▸ **Given exercise**
Using the data below, copy every line that contains the word "emoji".

▸ **Record list**
-=-=-=-=-

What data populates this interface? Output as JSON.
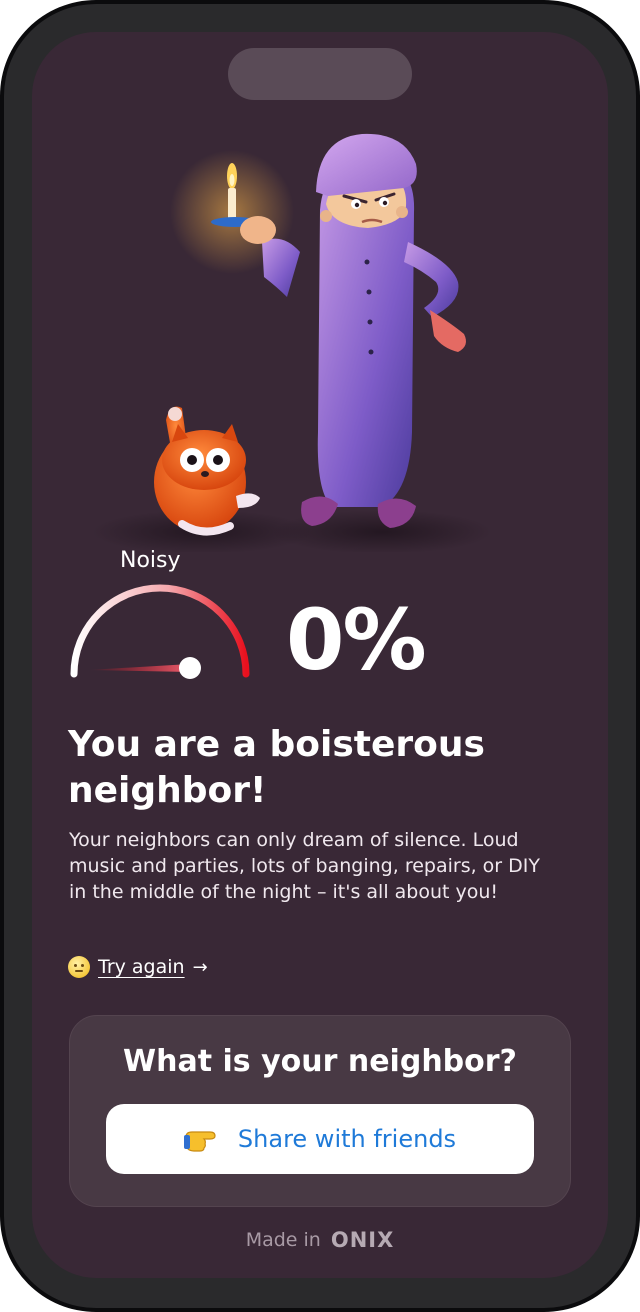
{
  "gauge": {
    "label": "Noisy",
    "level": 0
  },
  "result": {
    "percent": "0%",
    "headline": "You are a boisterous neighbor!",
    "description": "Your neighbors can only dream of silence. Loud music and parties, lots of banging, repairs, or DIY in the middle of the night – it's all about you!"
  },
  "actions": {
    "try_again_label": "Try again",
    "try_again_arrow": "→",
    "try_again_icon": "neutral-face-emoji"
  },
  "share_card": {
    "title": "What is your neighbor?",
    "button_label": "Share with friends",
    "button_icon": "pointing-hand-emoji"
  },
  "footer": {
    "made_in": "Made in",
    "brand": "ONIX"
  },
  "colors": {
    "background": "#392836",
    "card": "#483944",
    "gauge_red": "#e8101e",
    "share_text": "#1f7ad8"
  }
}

-=-=-=-=-

▸ **Result of this task**
    "try_again_icon": "neutral-face-emoji"
    "button_icon": "pointing-hand-emoji"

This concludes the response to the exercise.